Go through the data below and gather each line containing "heading".

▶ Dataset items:

• • • • •

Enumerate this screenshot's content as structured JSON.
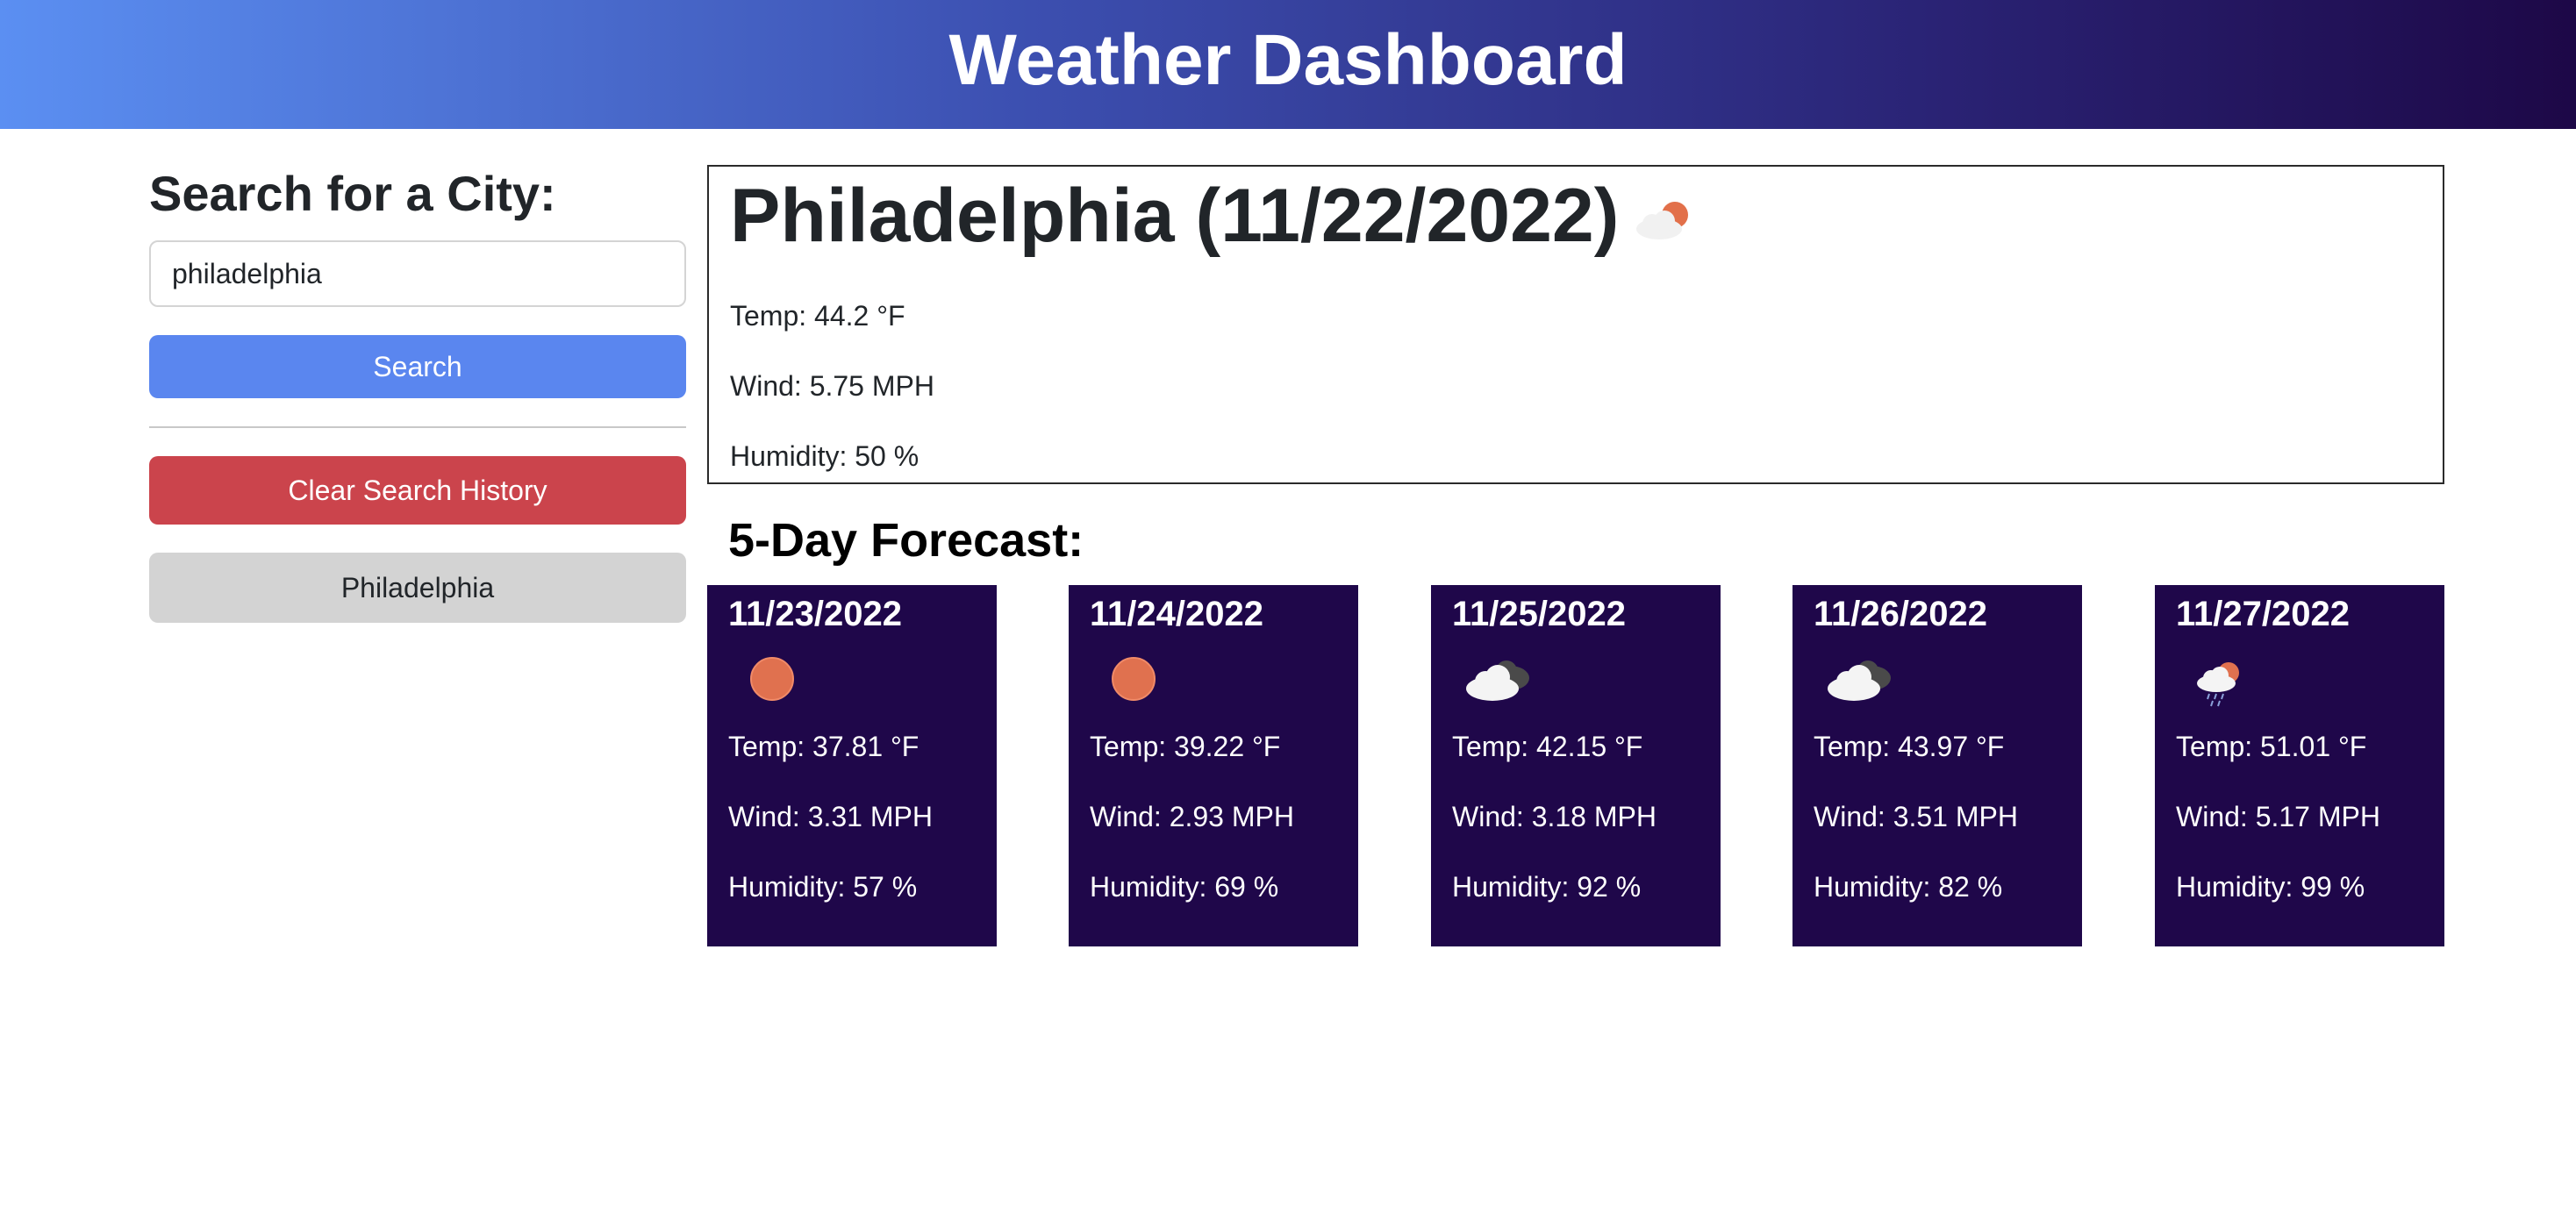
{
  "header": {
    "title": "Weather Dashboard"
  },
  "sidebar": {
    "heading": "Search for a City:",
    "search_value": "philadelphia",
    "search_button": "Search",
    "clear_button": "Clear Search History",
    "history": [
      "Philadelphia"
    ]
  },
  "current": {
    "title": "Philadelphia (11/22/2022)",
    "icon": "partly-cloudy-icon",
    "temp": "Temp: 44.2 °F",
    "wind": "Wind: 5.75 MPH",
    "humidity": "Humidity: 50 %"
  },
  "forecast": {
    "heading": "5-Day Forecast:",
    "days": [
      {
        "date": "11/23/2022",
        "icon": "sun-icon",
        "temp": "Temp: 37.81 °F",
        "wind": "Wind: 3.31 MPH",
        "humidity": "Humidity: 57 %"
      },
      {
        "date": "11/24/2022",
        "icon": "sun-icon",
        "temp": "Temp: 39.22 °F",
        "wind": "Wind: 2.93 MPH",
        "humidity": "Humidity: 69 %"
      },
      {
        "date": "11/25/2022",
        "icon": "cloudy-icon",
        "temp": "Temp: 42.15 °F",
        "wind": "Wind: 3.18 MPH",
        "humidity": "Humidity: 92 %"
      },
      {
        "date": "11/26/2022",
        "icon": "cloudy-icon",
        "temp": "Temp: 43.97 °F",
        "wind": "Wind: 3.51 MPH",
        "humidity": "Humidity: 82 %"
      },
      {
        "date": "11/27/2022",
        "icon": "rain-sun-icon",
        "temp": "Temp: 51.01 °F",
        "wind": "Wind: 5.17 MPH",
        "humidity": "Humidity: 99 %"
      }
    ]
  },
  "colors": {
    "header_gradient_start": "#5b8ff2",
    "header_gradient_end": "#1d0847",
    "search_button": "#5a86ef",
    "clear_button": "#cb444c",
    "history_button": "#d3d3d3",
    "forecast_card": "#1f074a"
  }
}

• • • • •

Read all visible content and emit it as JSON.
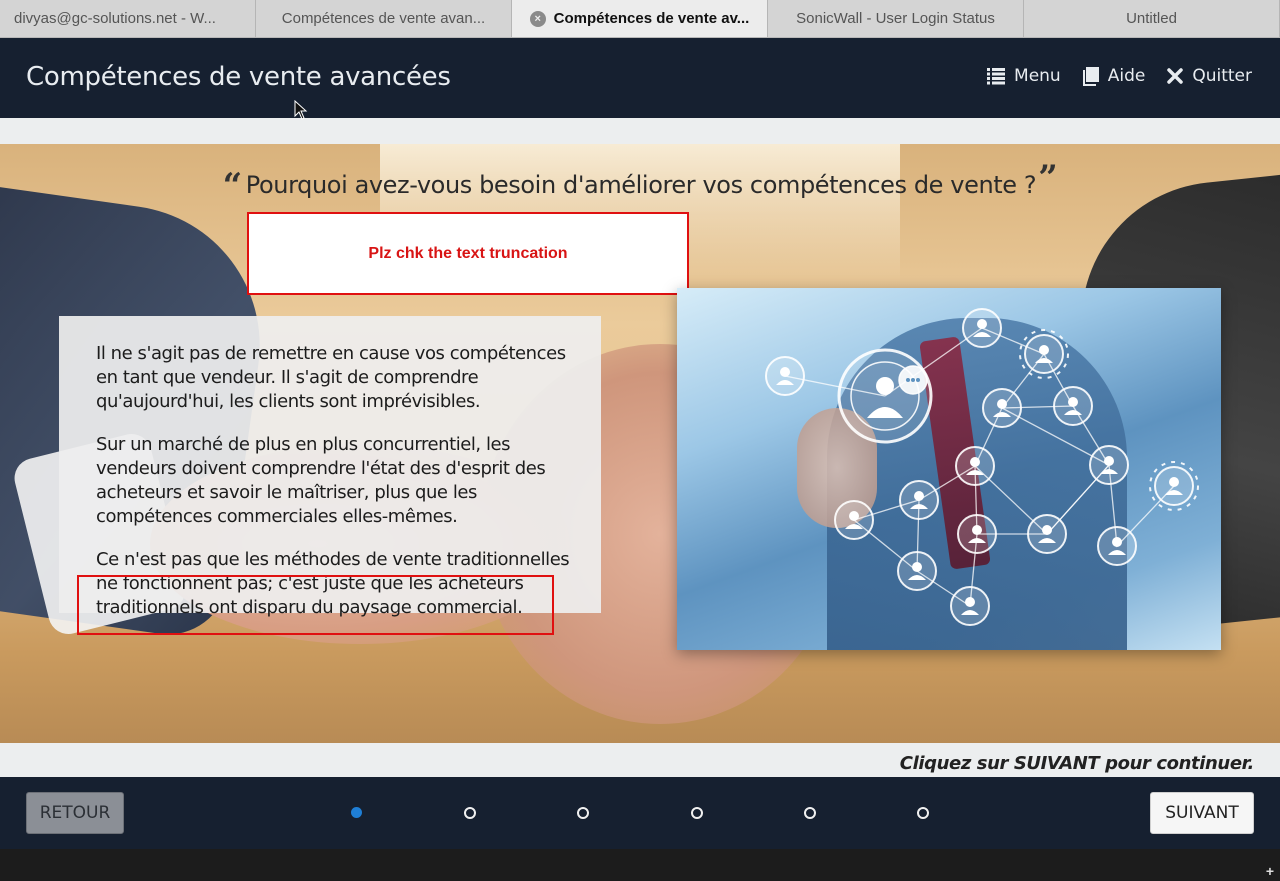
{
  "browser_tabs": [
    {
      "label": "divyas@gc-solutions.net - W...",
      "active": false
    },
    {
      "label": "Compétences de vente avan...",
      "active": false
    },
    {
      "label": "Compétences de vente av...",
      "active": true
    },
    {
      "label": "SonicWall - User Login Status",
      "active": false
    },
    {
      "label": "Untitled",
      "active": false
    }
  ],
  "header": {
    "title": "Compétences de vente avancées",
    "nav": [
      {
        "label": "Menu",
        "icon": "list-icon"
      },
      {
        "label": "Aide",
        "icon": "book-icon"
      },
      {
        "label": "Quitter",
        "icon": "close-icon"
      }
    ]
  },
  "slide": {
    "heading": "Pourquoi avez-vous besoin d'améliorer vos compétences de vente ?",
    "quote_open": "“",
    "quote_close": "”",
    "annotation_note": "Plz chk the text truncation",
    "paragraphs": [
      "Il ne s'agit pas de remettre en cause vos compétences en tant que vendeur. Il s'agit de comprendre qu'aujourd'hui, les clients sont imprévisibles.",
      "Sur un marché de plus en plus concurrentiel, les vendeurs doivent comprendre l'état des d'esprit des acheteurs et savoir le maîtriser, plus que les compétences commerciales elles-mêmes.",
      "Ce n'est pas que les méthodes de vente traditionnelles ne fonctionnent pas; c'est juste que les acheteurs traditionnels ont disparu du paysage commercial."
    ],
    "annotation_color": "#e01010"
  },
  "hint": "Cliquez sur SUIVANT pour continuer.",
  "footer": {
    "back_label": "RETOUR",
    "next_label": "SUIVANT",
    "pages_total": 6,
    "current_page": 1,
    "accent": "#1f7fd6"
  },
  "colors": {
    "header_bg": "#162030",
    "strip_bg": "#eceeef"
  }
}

• • • • •

▶ Response to the task:
    "heading": "Search for a City:",
    "heading": "5-Day Forecast:",
    "heading": "Pourquoi avez-vous besoin d'améliorer vos compétences de vente ?",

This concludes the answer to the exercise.